[start Input records]

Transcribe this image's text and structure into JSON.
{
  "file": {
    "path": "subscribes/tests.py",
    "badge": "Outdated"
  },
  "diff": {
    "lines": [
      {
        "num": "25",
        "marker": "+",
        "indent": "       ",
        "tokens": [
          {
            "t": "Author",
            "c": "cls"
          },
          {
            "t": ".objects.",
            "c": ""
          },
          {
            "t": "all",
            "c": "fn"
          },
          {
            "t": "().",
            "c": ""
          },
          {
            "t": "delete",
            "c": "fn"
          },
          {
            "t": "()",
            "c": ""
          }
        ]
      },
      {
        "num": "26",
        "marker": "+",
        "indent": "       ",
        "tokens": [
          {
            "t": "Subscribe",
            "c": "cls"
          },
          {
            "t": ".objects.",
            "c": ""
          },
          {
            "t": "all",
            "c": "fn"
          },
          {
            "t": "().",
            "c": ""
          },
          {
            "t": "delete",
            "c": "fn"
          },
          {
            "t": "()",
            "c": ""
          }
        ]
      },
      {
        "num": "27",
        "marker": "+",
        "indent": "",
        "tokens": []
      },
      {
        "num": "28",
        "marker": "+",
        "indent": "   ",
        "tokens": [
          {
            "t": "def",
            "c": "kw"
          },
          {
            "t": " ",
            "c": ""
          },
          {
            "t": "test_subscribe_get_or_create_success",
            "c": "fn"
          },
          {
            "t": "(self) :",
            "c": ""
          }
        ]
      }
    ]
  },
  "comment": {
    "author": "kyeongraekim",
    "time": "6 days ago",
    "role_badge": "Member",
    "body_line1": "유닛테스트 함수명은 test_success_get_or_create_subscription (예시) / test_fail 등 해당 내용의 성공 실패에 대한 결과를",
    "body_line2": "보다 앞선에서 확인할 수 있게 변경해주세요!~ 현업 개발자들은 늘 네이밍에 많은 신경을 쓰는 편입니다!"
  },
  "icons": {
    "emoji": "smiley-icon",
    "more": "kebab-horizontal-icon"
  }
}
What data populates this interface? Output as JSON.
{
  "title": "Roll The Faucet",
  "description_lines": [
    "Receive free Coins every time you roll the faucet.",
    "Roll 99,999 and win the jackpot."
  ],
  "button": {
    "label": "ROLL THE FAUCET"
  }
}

[end Input records]

◆ Stated exercise
Give the entries once more, exactly as they appear.

◆ Completed exercise
Transcribe this image's text and structure into JSON.
{
  "file": {
    "path": "subscribes/tests.py",
    "badge": "Outdated"
  },
  "diff": {
    "lines": [
      {
        "num": "25",
        "marker": "+",
        "indent": "       ",
        "tokens": [
          {
            "t": "Author",
            "c": "cls"
          },
          {
            "t": ".objects.",
            "c": ""
          },
          {
            "t": "all",
            "c": "fn"
          },
          {
            "t": "().",
            "c": ""
          },
          {
            "t": "delete",
            "c": "fn"
          },
          {
            "t": "()",
            "c": ""
          }
        ]
      },
      {
        "num": "26",
        "marker": "+",
        "indent": "       ",
        "tokens": [
          {
            "t": "Subscribe",
            "c": "cls"
          },
          {
            "t": ".objects.",
            "c": ""
          },
          {
            "t": "all",
            "c": "fn"
          },
          {
            "t": "().",
            "c": ""
          },
          {
            "t": "delete",
            "c": "fn"
          },
          {
            "t": "()",
            "c": ""
          }
        ]
      },
      {
        "num": "27",
        "marker": "+",
        "indent": "",
        "tokens": []
      },
      {
        "num": "28",
        "marker": "+",
        "indent": "   ",
        "tokens": [
          {
            "t": "def",
            "c": "kw"
          },
          {
            "t": " ",
            "c": ""
          },
          {
            "t": "test_subscribe_get_or_create_success",
            "c": "fn"
          },
          {
            "t": "(self) :",
            "c": ""
          }
        ]
      }
    ]
  },
  "comment": {
    "author": "kyeongraekim",
    "time": "6 days ago",
    "role_badge": "Member",
    "body_line1": "유닛테스트 함수명은 test_success_get_or_create_subscription (예시) / test_fail 등 해당 내용의 성공 실패에 대한 결과를",
    "body_line2": "보다 앞선에서 확인할 수 있게 변경해주세요!~ 현업 개발자들은 늘 네이밍에 많은 신경을 쓰는 편입니다!"
  },
  "icons": {
    "emoji": "smiley-icon",
    "more": "kebab-horizontal-icon"
  }
}
What data populates this interface? Output as JSON.
{
  "title": "Roll The Faucet",
  "description_lines": [
    "Receive free Coins every time you roll the faucet.",
    "Roll 99,999 and win the jackpot."
  ],
  "button": {
    "label": "ROLL THE FAUCET"
  }
}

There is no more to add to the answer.